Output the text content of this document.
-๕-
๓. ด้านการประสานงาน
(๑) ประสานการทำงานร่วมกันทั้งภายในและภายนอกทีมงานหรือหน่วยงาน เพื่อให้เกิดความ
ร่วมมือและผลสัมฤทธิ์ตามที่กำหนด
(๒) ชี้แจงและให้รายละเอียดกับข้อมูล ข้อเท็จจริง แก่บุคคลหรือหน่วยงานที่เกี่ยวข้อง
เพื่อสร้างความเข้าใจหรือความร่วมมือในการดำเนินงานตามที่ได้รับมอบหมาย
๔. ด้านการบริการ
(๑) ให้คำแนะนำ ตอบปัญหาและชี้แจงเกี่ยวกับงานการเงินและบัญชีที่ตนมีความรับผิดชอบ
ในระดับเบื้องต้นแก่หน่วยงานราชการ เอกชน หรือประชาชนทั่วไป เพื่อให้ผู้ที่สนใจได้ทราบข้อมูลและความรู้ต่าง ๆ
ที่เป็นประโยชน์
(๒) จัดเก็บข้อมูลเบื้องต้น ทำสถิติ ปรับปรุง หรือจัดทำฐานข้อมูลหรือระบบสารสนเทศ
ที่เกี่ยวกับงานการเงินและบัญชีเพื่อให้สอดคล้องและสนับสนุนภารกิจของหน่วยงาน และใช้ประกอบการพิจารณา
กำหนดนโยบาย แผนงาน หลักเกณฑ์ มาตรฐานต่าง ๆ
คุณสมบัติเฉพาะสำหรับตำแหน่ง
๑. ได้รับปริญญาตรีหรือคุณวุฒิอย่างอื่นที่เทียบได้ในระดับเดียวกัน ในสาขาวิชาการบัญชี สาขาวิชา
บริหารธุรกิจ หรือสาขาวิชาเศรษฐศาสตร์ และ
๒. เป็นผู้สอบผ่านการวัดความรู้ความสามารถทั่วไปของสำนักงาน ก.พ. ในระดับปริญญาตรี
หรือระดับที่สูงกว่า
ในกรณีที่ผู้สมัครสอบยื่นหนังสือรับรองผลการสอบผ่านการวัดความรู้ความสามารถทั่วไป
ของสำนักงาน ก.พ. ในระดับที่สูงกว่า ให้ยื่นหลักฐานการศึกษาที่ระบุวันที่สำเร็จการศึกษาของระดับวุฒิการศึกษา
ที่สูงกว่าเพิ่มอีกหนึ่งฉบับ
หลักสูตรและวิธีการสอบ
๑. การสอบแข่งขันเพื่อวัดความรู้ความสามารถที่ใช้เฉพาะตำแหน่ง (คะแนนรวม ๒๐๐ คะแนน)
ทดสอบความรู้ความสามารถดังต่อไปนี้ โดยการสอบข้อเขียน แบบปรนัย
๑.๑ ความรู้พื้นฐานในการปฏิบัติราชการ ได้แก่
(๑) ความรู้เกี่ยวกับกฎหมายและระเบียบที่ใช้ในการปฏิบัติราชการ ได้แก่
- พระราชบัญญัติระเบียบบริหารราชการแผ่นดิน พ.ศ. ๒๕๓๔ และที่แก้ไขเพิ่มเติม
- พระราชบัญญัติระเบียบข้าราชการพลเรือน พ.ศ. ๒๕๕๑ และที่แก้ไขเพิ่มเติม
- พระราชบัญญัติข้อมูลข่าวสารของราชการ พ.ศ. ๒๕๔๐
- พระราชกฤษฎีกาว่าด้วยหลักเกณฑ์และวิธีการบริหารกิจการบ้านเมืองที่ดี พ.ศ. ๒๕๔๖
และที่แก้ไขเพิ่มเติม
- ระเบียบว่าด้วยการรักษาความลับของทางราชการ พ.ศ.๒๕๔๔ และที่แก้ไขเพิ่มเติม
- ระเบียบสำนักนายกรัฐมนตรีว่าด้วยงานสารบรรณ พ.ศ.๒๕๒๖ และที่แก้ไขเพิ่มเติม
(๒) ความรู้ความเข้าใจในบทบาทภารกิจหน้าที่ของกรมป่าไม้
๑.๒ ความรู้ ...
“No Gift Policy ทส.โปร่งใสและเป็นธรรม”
§ §
Pick out every line above that holds the word "กงาน" and copy it.

๒. เป็นผู้สอบผ่านการวัดความรู้ความสามารถทั่วไปของสำนักงาน ก.พ. ในระดับปริญญาตรี
ของสำนักงาน ก.พ. ในระดับที่สูงกว่า ให้ยื่นหลักฐานการศึกษาที่ระบุวันที่สำเร็จการศึกษาของระดับวุฒิการศึกษา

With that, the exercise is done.